◆ **Data for the task**:
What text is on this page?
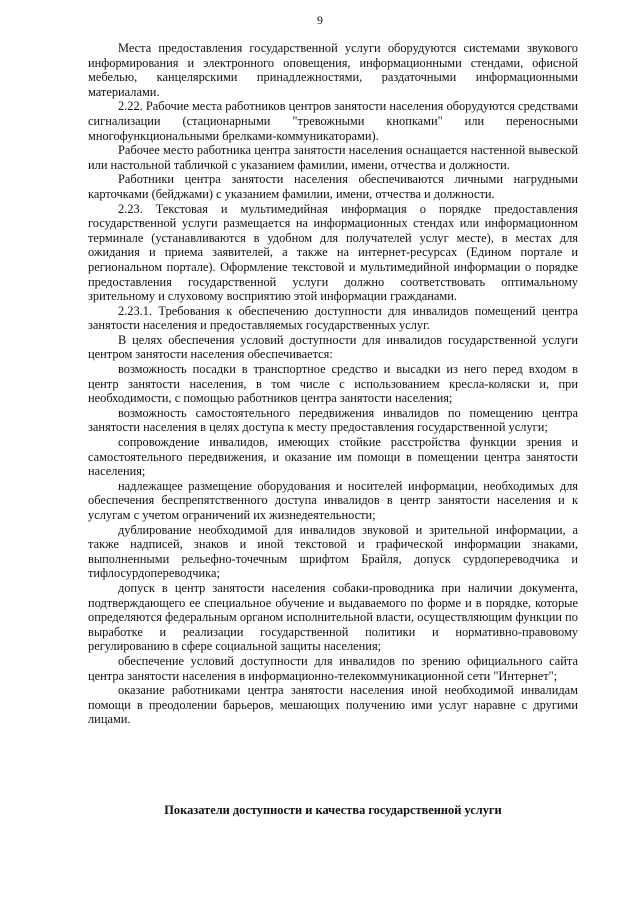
9

Места предоставления государственной услуги оборудуются системами звукового информирования и электронного оповещения, информационными стендами, офисной мебелью, канцелярскими принадлежностями, раздаточными информационными материалами.

2.22. Рабочие места работников центров занятости населения оборудуются средствами сигнализации (стационарными "тревожными кнопками" или переносными многофункциональными брелками-коммуникаторами).

Рабочее место работника центра занятости населения оснащается настенной вывеской или настольной табличкой с указанием фамилии, имени, отчества и должности.

Работники центра занятости населения обеспечиваются личными нагрудными карточками (бейджами) с указанием фамилии, имени, отчества и должности.

2.23. Текстовая и мультимедийная информация о порядке предоставления государственной услуги размещается на информационных стендах или информационном терминале (устанавливаются в удобном для получателей услуг месте), в местах для ожидания и приема заявителей, а также на интернет-ресурсах (Едином портале и региональном портале). Оформление текстовой и мультимедийной информации о порядке предоставления государственной услуги должно соответствовать оптимальному зрительному и слуховому восприятию этой информации гражданами.

2.23.1. Требования к обеспечению доступности для инвалидов помещений центра занятости населения и предоставляемых государственных услуг.

В целях обеспечения условий доступности для инвалидов государственной услуги центром занятости населения обеспечивается:

возможность посадки в транспортное средство и высадки из него перед входом в центр занятости населения, в том числе с использованием кресла-коляски и, при необходимости, с помощью работников центра занятости населения;

возможность самостоятельного передвижения инвалидов по помещению центра занятости населения в целях доступа к месту предоставления государственной услуги;

сопровождение инвалидов, имеющих стойкие расстройства функции зрения и самостоятельного передвижения, и оказание им помощи в помещении центра занятости населения;

надлежащее размещение оборудования и носителей информации, необходимых для обеспечения беспрепятственного доступа инвалидов в центр занятости населения и к услугам с учетом ограничений их жизнедеятельности;

дублирование необходимой для инвалидов звуковой и зрительной информации, а также надписей, знаков и иной текстовой и графической информации знаками, выполненными рельефно-точечным шрифтом Брайля, допуск сурдопереводчика и тифлосурдопереводчика;

допуск в центр занятости населения собаки-проводника при наличии документа, подтверждающего ее специальное обучение и выдаваемого по форме и в порядке, которые определяются федеральным органом исполнительной власти, осуществляющим функции по выработке и реализации государственной политики и нормативно-правовому регулированию в сфере социальной защиты населения;

обеспечение условий доступности для инвалидов по зрению официального сайта центра занятости населения в информационно-телекоммуникационной сети "Интернет";

оказание работниками центра занятости населения иной необходимой инвалидам помощи в преодолении барьеров, мешающих получению ими услуг наравне с другими лицами.

Показатели доступности и качества государственной услуги
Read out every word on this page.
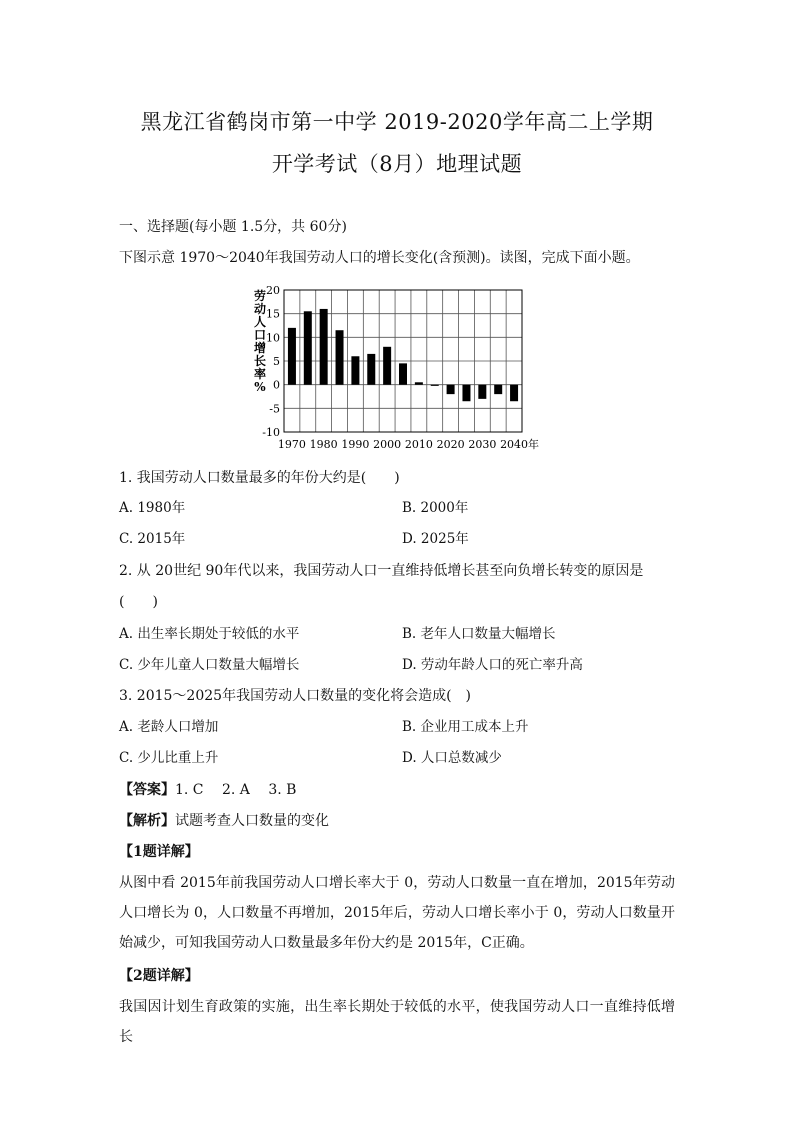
黑龙江省鹤岗市第一中学 2019-2020学年高二上学期
开学考试（8月）地理试题
一、选择题(每小题 1.5分，共 60分)
下图示意 1970～2040年我国劳动人口的增长变化(含预测)。读图，完成下面小题。
20
15
10
5
0
-5
-10
1970 1980 1990 2000 2010 2020 2030 2040
劳
动
人
口
增
长
率
%
年
1. 我国劳动人口数量最多的年份大约是(　　)
A. 1980年	B. 2000年
C. 2015年	D. 2025年
2. 从 20世纪 90年代以来，我国劳动人口一直维持低增长甚至向负增长转变的原因是
(　　)
A. 出生率长期处于较低的水平	B. 老年人口数量大幅增长
C. 少年儿童人口数量大幅增长	D. 劳动年龄人口的死亡率升高
3. 2015～2025年我国劳动人口数量的变化将会造成(　)
A. 老龄人口增加	B. 企业用工成本上升
C. 少儿比重上升	D. 人口总数减少
【答案】1. C　 2. A　 3. B
【解析】试题考查人口数量的变化
【1题详解】
从图中看 2015年前我国劳动人口增长率大于 0，劳动人口数量一直在增加，2015年劳动人口增长为 0，人口数量不再增加，2015年后，劳动人口增长率小于 0，劳动人口数量开始减少，可知我国劳动人口数量最多年份大约是 2015年，C正确。
【2题详解】
我国因计划生育政策的实施，出生率长期处于较低的水平，使我国劳动人口一直维持低增长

◆ **What this task involves**: Keep the pictures out of the copy and return the rest of the data above exactly.

◆ **Expected answer**:
What text is on this page?
9

Места предоставления государственной услуги оборудуются системами звукового информирования и электронного оповещения, информационными стендами, офисной мебелью, канцелярскими принадлежностями, раздаточными информационными материалами.

2.22. Рабочие места работников центров занятости населения оборудуются средствами сигнализации (стационарными "тревожными кнопками" или переносными многофункциональными брелками-коммуникаторами).

Рабочее место работника центра занятости населения оснащается настенной вывеской или настольной табличкой с указанием фамилии, имени, отчества и должности.

Работники центра занятости населения обеспечиваются личными нагрудными карточками (бейджами) с указанием фамилии, имени, отчества и должности.

2.23. Текстовая и мультимедийная информация о порядке предоставления государственной услуги размещается на информационных стендах или информационном терминале (устанавливаются в удобном для получателей услуг месте), в местах для ожидания и приема заявителей, а также на интернет-ресурсах (Едином портале и региональном портале). Оформление текстовой и мультимедийной информации о порядке предоставления государственной услуги должно соответствовать оптимальному зрительному и слуховому восприятию этой информации гражданами.

2.23.1. Требования к обеспечению доступности для инвалидов помещений центра занятости населения и предоставляемых государственных услуг.

В целях обеспечения условий доступности для инвалидов государственной услуги центром занятости населения обеспечивается:

возможность посадки в транспортное средство и высадки из него перед входом в центр занятости населения, в том числе с использованием кресла-коляски и, при необходимости, с помощью работников центра занятости населения;

возможность самостоятельного передвижения инвалидов по помещению центра занятости населения в целях доступа к месту предоставления государственной услуги;

сопровождение инвалидов, имеющих стойкие расстройства функции зрения и самостоятельного передвижения, и оказание им помощи в помещении центра занятости населения;

надлежащее размещение оборудования и носителей информации, необходимых для обеспечения беспрепятственного доступа инвалидов в центр занятости населения и к услугам с учетом ограничений их жизнедеятельности;

дублирование необходимой для инвалидов звуковой и зрительной информации, а также надписей, знаков и иной текстовой и графической информации знаками, выполненными рельефно-точечным шрифтом Брайля, допуск сурдопереводчика и тифлосурдопереводчика;

допуск в центр занятости населения собаки-проводника при наличии документа, подтверждающего ее специальное обучение и выдаваемого по форме и в порядке, которые определяются федеральным органом исполнительной власти, осуществляющим функции по выработке и реализации государственной политики и нормативно-правовому регулированию в сфере социальной защиты населения;

обеспечение условий доступности для инвалидов по зрению официального сайта центра занятости населения в информационно-телекоммуникационной сети "Интернет";

оказание работниками центра занятости населения иной необходимой инвалидам помощи в преодолении барьеров, мешающих получению ими услуг наравне с другими лицами.

Показатели доступности и качества государственной услуги
Read out every word on this page.
黑龙江省鹤岗市第一中学 2019-2020学年高二上学期
开学考试（8月）地理试题
一、选择题(每小题 1.5分，共 60分)
下图示意 1970～2040年我国劳动人口的增长变化(含预测)。读图，完成下面小题。
20
15
10
5
0
-5
-10
1970 1980 1990 2000 2010 2020 2030 2040
劳
动
人
口
增
长
率
%
年
1. 我国劳动人口数量最多的年份大约是(　　)
A. 1980年	B. 2000年
C. 2015年	D. 2025年
2. 从 20世纪 90年代以来，我国劳动人口一直维持低增长甚至向负增长转变的原因是
(　　)
A. 出生率长期处于较低的水平	B. 老年人口数量大幅增长
C. 少年儿童人口数量大幅增长	D. 劳动年龄人口的死亡率升高
3. 2015～2025年我国劳动人口数量的变化将会造成(　)
A. 老龄人口增加	B. 企业用工成本上升
C. 少儿比重上升	D. 人口总数减少
【答案】1. C　 2. A　 3. B
【解析】试题考查人口数量的变化
【1题详解】
从图中看 2015年前我国劳动人口增长率大于 0，劳动人口数量一直在增加，2015年劳动人口增长为 0，人口数量不再增加，2015年后，劳动人口增长率小于 0，劳动人口数量开始减少，可知我国劳动人口数量最多年份大约是 2015年，C正确。
【2题详解】
我国因计划生育政策的实施，出生率长期处于较低的水平，使我国劳动人口一直维持低增长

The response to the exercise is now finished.